Figure dataset records:
---+---

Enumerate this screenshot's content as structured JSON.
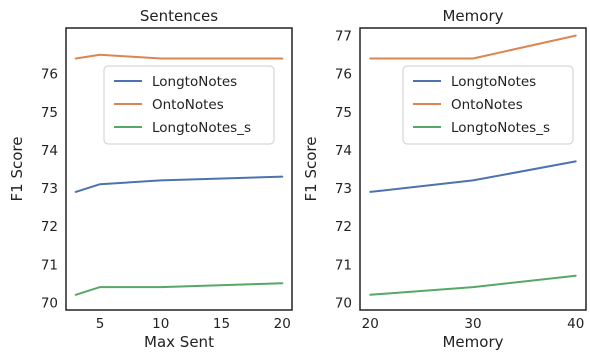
{
  "chart_data": [
    {
      "type": "line",
      "title": "Sentences",
      "xlabel": "Max Sent",
      "ylabel": "F1 Score",
      "xlim": [
        2.2,
        20.8
      ],
      "ylim": [
        69.8,
        77.2
      ],
      "xticks": [
        5,
        10,
        15,
        20
      ],
      "yticks": [
        70,
        71,
        72,
        73,
        74,
        75,
        76
      ],
      "x": [
        3,
        5,
        10,
        20
      ],
      "series": [
        {
          "name": "LongtoNotes",
          "color": "#4C72B0",
          "values": [
            72.9,
            73.1,
            73.2,
            73.3
          ]
        },
        {
          "name": "OntoNotes",
          "color": "#DD8452",
          "values": [
            76.4,
            76.5,
            76.4,
            76.4
          ]
        },
        {
          "name": "LongtoNotes_s",
          "color": "#55A868",
          "values": [
            70.2,
            70.4,
            70.4,
            70.5
          ]
        }
      ],
      "grid": false,
      "legend": "center-right"
    },
    {
      "type": "line",
      "title": "Memory",
      "xlabel": "Memory",
      "ylabel": "F1 Score",
      "xlim": [
        19,
        41
      ],
      "ylim": [
        69.8,
        77.2
      ],
      "xticks": [
        20,
        30,
        40
      ],
      "yticks": [
        70,
        71,
        72,
        73,
        74,
        75,
        76,
        77
      ],
      "x": [
        20,
        30,
        40
      ],
      "series": [
        {
          "name": "LongtoNotes",
          "color": "#4C72B0",
          "values": [
            72.9,
            73.2,
            73.7
          ]
        },
        {
          "name": "OntoNotes",
          "color": "#DD8452",
          "values": [
            76.4,
            76.4,
            77.0
          ]
        },
        {
          "name": "LongtoNotes_s",
          "color": "#55A868",
          "values": [
            70.2,
            70.4,
            70.7
          ]
        }
      ],
      "grid": false,
      "legend": "center-right"
    }
  ]
}
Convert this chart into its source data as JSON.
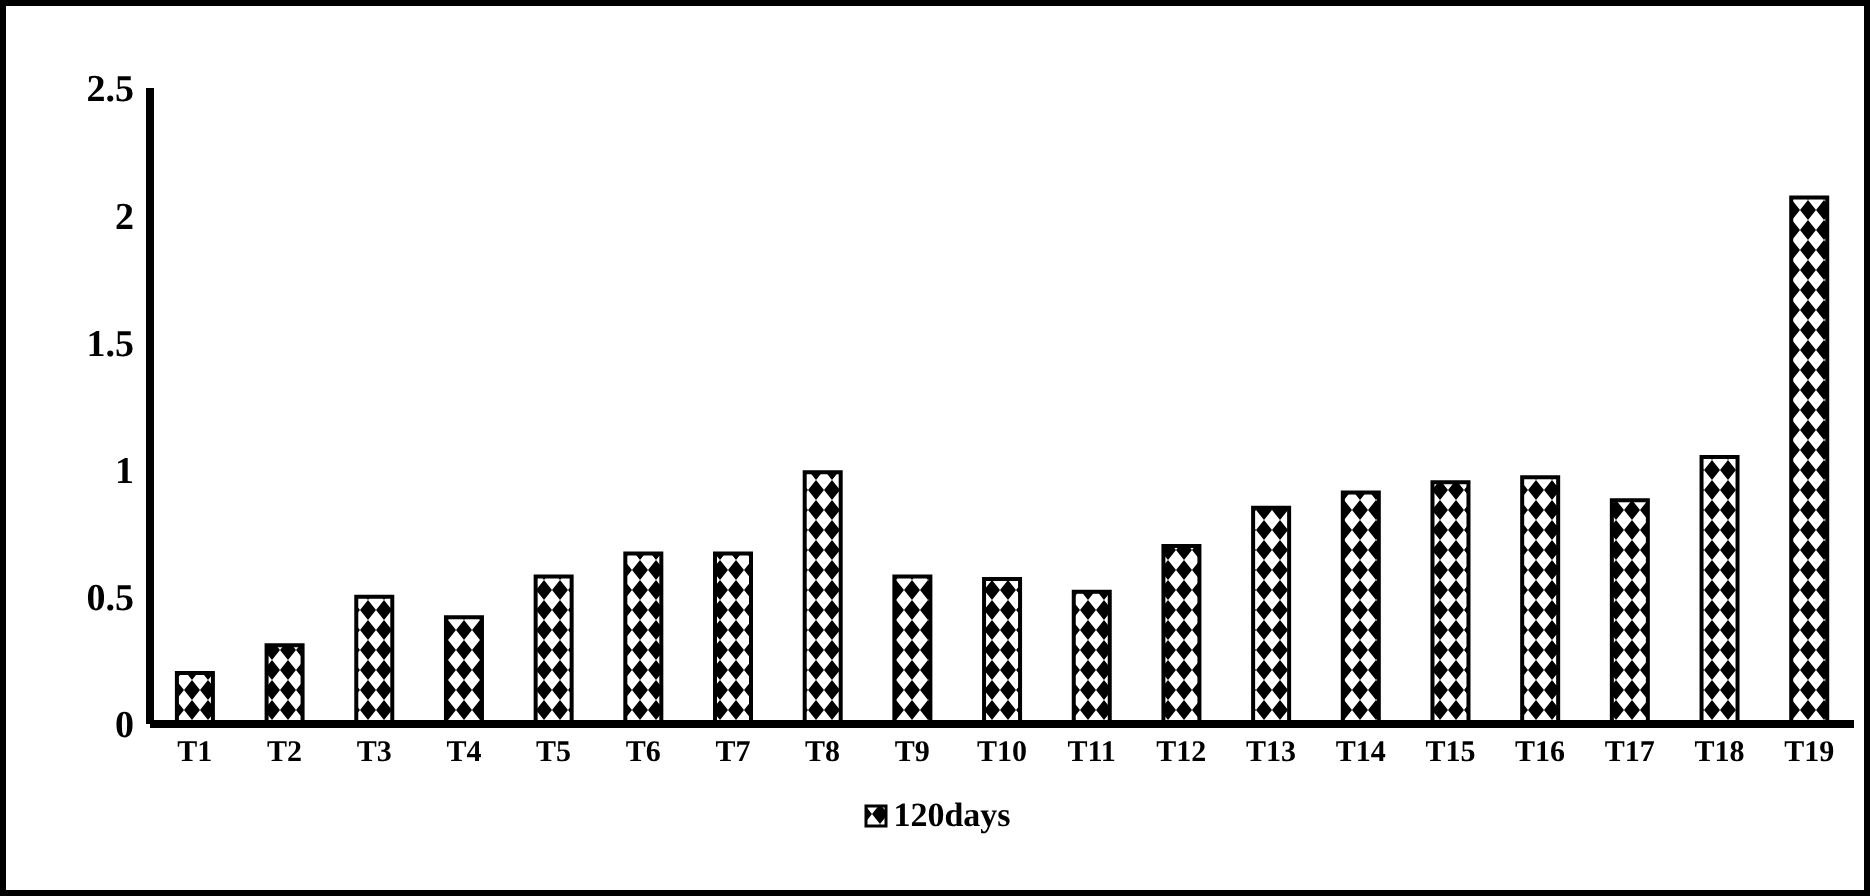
{
  "chart_data": {
    "type": "bar",
    "categories": [
      "T1",
      "T2",
      "T3",
      "T4",
      "T5",
      "T6",
      "T7",
      "T8",
      "T9",
      "T10",
      "T11",
      "T12",
      "T13",
      "T14",
      "T15",
      "T16",
      "T17",
      "T18",
      "T19"
    ],
    "series": [
      {
        "name": "120days",
        "color": "#000000",
        "values": [
          0.2,
          0.31,
          0.5,
          0.42,
          0.58,
          0.67,
          0.67,
          0.99,
          0.58,
          0.57,
          0.52,
          0.7,
          0.85,
          0.91,
          0.95,
          0.97,
          0.88,
          1.05,
          2.07
        ]
      }
    ],
    "ylim": [
      0,
      2.5
    ],
    "yticks": [
      0,
      0.5,
      1,
      1.5,
      2,
      2.5
    ],
    "grid": false,
    "legend": "bottom"
  }
}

---+---

▶ Given task
Exclude the pictures. Write out the remaining data exactly.

▶ Expected output
Enumerate this screenshot's content as structured JSON.
{
  "chart_data": [
    {
      "type": "line",
      "title": "Sentences",
      "xlabel": "Max Sent",
      "ylabel": "F1 Score",
      "xlim": [
        2.2,
        20.8
      ],
      "ylim": [
        69.8,
        77.2
      ],
      "xticks": [
        5,
        10,
        15,
        20
      ],
      "yticks": [
        70,
        71,
        72,
        73,
        74,
        75,
        76
      ],
      "x": [
        3,
        5,
        10,
        20
      ],
      "series": [
        {
          "name": "LongtoNotes",
          "color": "#4C72B0",
          "values": [
            72.9,
            73.1,
            73.2,
            73.3
          ]
        },
        {
          "name": "OntoNotes",
          "color": "#DD8452",
          "values": [
            76.4,
            76.5,
            76.4,
            76.4
          ]
        },
        {
          "name": "LongtoNotes_s",
          "color": "#55A868",
          "values": [
            70.2,
            70.4,
            70.4,
            70.5
          ]
        }
      ],
      "grid": false,
      "legend": "center-right"
    },
    {
      "type": "line",
      "title": "Memory",
      "xlabel": "Memory",
      "ylabel": "F1 Score",
      "xlim": [
        19,
        41
      ],
      "ylim": [
        69.8,
        77.2
      ],
      "xticks": [
        20,
        30,
        40
      ],
      "yticks": [
        70,
        71,
        72,
        73,
        74,
        75,
        76,
        77
      ],
      "x": [
        20,
        30,
        40
      ],
      "series": [
        {
          "name": "LongtoNotes",
          "color": "#4C72B0",
          "values": [
            72.9,
            73.2,
            73.7
          ]
        },
        {
          "name": "OntoNotes",
          "color": "#DD8452",
          "values": [
            76.4,
            76.4,
            77.0
          ]
        },
        {
          "name": "LongtoNotes_s",
          "color": "#55A868",
          "values": [
            70.2,
            70.4,
            70.7
          ]
        }
      ],
      "grid": false,
      "legend": "center-right"
    }
  ]
}
Convert this chart into its source data as JSON.
{
  "chart_data": {
    "type": "bar",
    "categories": [
      "T1",
      "T2",
      "T3",
      "T4",
      "T5",
      "T6",
      "T7",
      "T8",
      "T9",
      "T10",
      "T11",
      "T12",
      "T13",
      "T14",
      "T15",
      "T16",
      "T17",
      "T18",
      "T19"
    ],
    "series": [
      {
        "name": "120days",
        "color": "#000000",
        "values": [
          0.2,
          0.31,
          0.5,
          0.42,
          0.58,
          0.67,
          0.67,
          0.99,
          0.58,
          0.57,
          0.52,
          0.7,
          0.85,
          0.91,
          0.95,
          0.97,
          0.88,
          1.05,
          2.07
        ]
      }
    ],
    "ylim": [
      0,
      2.5
    ],
    "yticks": [
      0,
      0.5,
      1,
      1.5,
      2,
      2.5
    ],
    "grid": false,
    "legend": "bottom"
  }
}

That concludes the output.